--- Work to be completed ---
The records below are split into lines. How many of those lines contain the string "description"? Reply with the number only.

****************

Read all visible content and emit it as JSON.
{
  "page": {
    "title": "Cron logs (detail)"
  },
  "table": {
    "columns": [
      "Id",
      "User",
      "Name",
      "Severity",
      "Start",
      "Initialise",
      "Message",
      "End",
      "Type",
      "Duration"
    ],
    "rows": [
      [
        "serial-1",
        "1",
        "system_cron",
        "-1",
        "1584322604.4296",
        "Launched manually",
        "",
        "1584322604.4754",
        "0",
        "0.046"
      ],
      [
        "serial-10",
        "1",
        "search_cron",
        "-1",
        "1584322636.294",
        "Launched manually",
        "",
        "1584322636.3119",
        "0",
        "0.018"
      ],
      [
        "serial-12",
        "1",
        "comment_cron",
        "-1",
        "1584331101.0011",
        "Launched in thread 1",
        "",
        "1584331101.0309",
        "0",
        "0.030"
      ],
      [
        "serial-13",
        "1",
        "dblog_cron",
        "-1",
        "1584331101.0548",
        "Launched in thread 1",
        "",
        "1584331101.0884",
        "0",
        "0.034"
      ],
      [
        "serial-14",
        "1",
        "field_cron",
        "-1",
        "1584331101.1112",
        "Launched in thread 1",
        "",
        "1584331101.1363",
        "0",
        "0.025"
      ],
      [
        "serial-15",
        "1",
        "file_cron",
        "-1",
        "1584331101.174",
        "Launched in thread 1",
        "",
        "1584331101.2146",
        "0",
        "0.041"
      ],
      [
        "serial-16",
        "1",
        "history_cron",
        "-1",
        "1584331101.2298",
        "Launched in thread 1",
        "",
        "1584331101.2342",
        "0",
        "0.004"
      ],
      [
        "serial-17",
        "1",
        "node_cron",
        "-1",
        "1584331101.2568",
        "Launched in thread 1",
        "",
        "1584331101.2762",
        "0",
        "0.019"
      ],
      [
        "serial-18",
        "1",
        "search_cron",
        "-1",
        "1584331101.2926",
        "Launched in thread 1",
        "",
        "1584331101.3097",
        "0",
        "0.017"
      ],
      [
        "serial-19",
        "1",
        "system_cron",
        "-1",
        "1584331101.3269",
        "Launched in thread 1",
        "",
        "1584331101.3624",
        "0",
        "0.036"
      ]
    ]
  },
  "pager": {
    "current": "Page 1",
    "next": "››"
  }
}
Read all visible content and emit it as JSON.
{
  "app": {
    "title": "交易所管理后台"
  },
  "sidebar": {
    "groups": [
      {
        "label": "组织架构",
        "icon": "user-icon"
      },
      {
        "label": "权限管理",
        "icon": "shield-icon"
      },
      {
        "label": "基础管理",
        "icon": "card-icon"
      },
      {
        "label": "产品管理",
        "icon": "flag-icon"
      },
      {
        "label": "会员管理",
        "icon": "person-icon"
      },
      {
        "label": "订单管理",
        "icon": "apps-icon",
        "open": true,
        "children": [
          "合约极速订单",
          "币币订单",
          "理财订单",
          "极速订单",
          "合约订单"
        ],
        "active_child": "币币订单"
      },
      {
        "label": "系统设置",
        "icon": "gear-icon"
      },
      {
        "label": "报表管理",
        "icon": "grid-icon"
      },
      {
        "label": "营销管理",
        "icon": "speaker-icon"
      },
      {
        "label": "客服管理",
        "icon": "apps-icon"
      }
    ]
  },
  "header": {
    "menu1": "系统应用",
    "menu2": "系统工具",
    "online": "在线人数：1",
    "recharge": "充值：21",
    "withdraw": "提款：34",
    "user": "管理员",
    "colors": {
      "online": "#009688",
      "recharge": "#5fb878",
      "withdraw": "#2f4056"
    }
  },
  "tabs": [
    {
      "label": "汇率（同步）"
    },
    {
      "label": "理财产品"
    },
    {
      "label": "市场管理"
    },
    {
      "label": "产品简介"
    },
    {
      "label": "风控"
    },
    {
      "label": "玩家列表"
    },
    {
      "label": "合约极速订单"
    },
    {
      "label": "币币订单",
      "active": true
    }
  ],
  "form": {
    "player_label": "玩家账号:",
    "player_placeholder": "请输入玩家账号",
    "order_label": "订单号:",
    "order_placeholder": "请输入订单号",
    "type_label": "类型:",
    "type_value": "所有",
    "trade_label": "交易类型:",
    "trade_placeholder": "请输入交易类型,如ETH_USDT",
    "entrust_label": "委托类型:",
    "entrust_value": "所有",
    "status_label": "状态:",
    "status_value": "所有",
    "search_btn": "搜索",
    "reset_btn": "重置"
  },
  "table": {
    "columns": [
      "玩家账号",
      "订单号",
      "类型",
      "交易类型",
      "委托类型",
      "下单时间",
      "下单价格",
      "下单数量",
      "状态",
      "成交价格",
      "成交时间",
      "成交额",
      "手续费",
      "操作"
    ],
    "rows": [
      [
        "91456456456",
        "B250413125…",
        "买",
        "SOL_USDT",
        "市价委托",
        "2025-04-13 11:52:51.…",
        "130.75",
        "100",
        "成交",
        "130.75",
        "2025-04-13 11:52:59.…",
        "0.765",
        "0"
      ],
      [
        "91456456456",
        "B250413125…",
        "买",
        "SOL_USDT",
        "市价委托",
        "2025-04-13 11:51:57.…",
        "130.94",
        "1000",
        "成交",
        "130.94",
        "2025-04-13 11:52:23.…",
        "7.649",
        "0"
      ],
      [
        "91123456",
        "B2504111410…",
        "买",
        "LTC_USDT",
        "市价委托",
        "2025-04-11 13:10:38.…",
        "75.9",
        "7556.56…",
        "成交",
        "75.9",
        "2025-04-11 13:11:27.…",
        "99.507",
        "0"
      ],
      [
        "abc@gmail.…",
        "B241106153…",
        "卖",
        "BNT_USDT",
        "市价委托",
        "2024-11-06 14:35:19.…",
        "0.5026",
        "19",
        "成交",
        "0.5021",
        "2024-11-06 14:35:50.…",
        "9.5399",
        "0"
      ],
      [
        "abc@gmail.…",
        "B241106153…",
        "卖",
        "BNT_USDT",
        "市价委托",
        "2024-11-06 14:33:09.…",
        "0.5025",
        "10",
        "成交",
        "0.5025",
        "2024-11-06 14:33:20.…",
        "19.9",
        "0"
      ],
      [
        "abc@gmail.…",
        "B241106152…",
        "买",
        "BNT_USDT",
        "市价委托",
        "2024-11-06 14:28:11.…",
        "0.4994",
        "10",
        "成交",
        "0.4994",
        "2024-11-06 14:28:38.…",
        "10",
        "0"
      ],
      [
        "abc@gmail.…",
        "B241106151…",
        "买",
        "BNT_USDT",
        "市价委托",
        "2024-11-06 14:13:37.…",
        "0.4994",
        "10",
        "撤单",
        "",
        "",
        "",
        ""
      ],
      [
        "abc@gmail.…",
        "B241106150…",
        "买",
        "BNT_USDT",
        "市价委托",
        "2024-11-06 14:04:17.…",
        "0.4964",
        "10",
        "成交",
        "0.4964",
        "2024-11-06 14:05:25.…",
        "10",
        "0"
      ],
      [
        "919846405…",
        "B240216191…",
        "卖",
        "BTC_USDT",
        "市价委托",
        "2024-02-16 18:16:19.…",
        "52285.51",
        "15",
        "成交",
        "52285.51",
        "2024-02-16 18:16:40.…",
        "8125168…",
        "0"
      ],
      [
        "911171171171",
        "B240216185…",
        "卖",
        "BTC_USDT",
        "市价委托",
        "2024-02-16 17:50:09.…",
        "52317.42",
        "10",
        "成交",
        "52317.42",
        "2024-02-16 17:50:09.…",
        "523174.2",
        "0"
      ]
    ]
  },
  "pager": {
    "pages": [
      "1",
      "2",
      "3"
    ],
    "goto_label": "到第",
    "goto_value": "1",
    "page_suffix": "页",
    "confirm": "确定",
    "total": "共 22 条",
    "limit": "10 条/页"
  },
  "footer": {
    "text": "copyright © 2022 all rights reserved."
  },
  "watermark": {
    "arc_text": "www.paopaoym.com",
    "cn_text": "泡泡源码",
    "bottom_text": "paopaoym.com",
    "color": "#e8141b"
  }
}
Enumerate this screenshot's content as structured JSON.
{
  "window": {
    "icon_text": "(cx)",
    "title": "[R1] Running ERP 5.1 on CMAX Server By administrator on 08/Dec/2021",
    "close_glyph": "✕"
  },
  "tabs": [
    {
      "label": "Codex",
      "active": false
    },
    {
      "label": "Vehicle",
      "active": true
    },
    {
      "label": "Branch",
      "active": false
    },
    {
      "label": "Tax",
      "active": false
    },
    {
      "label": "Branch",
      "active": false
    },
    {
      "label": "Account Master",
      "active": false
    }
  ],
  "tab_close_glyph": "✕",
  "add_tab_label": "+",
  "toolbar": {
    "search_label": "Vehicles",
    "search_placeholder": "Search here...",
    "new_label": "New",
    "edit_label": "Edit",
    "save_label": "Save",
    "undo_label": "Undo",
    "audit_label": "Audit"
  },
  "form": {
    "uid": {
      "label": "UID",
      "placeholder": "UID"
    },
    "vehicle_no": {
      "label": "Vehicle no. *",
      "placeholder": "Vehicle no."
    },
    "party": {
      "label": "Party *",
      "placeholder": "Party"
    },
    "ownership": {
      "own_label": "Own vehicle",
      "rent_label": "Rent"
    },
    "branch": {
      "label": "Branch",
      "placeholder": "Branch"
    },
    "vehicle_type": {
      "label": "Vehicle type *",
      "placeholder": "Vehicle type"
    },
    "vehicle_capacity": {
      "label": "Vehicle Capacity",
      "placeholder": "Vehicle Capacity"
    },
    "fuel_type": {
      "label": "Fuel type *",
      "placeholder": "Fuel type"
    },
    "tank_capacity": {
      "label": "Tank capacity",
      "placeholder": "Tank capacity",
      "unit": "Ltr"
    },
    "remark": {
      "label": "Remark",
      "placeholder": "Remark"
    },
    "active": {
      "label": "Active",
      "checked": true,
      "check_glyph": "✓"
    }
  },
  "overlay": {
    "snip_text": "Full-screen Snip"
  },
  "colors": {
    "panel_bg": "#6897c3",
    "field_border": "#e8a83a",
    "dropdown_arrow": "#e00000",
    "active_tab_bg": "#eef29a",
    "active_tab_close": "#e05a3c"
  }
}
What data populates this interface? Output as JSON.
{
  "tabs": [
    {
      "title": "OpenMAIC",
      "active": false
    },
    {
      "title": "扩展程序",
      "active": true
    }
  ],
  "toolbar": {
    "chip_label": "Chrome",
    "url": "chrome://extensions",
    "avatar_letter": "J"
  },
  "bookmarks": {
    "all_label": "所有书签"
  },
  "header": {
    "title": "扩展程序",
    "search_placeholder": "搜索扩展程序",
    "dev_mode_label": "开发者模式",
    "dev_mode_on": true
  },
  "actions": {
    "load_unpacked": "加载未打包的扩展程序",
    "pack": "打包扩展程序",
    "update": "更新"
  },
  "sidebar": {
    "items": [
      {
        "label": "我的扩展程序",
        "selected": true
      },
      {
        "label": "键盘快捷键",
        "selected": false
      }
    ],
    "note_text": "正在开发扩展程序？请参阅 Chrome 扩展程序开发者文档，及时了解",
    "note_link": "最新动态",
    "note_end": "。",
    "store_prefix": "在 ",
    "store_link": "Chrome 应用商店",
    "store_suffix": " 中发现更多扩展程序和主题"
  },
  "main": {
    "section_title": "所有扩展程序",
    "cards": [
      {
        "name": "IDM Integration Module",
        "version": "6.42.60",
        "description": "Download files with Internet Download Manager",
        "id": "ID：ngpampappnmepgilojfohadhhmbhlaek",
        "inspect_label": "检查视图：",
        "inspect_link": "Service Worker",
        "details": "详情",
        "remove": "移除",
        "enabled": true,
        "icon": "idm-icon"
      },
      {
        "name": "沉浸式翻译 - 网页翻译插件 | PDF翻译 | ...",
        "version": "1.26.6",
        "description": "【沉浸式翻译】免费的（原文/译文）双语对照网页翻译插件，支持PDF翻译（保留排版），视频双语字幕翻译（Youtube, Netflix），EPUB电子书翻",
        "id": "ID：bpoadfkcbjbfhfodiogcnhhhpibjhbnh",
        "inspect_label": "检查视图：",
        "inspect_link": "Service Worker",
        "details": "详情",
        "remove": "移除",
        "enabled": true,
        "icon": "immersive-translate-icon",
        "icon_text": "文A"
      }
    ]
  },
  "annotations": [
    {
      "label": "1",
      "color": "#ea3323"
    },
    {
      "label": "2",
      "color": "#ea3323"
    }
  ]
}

****************

--- Exercise response ---
2